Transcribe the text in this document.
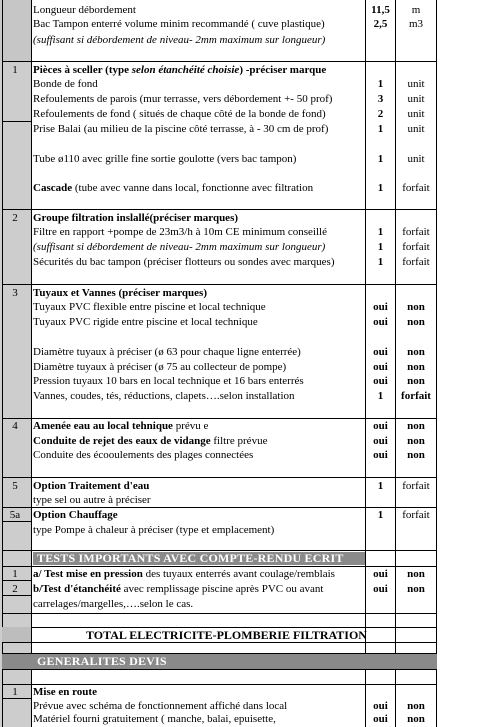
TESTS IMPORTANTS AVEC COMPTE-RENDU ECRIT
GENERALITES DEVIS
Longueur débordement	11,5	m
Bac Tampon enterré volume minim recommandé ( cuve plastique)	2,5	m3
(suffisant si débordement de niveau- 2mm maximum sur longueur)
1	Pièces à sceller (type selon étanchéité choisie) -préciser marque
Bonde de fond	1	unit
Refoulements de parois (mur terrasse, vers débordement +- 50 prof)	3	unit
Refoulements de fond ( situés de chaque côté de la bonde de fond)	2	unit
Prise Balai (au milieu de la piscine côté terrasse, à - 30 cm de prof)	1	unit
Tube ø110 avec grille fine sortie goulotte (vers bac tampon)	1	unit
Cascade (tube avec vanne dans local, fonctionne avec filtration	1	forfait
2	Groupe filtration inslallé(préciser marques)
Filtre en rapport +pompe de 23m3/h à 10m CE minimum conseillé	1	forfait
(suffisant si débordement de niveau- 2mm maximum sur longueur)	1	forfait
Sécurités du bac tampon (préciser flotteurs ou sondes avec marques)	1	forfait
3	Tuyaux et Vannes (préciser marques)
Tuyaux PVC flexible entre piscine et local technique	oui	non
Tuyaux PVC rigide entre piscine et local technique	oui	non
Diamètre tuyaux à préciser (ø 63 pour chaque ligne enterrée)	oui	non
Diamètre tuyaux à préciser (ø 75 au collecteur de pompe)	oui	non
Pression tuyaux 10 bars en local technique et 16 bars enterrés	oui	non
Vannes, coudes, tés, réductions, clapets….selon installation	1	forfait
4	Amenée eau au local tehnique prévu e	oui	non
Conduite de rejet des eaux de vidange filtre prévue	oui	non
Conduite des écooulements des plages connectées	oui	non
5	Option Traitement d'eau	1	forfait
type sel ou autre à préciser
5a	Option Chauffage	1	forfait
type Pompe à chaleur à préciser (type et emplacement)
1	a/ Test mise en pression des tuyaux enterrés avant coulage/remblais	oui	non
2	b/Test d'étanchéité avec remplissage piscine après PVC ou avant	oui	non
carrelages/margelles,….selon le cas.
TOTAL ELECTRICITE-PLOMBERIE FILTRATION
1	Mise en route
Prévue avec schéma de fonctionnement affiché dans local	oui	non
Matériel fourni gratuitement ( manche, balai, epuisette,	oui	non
==
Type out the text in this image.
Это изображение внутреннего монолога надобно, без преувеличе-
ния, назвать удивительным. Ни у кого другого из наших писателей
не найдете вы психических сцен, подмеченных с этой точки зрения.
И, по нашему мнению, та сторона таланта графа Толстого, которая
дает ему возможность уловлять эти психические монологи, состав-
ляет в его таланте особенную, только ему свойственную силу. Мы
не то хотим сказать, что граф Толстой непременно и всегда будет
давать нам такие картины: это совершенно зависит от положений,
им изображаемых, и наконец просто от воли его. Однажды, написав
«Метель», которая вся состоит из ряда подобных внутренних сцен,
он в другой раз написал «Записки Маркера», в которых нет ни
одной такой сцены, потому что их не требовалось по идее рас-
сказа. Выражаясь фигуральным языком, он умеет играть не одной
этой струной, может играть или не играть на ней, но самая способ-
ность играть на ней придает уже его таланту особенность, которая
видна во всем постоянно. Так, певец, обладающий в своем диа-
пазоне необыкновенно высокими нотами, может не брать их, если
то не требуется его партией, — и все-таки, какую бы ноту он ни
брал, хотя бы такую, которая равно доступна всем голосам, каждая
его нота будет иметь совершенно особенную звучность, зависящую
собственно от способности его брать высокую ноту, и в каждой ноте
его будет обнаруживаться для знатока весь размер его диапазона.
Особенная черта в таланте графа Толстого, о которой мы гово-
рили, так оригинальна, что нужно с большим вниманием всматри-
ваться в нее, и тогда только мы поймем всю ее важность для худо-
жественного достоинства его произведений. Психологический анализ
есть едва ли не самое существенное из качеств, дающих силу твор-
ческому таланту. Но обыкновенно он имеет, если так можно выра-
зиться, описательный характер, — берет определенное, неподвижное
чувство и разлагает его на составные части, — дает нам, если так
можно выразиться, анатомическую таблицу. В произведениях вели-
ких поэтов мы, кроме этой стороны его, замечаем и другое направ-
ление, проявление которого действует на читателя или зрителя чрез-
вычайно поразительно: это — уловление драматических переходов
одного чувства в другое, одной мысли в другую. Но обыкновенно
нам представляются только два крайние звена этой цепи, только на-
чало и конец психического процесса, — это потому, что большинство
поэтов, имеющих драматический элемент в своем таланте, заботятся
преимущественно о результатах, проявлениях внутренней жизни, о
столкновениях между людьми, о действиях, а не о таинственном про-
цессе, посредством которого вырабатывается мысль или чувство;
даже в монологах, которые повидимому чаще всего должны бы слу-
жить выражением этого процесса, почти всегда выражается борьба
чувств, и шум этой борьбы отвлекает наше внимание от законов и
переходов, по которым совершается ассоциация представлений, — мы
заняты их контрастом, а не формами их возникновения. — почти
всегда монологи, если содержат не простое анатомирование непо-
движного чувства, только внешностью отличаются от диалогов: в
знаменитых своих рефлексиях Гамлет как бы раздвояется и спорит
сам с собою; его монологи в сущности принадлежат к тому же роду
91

THE TASK:
Scan the material above for the string "своем" and return the lines that hold it.

COMPLETED EXERCISE:
видна во всем постоянно. Так, певец, обладающий в своем диа-
поэтов, имеющих драматический элемент в своем таланте, заботятся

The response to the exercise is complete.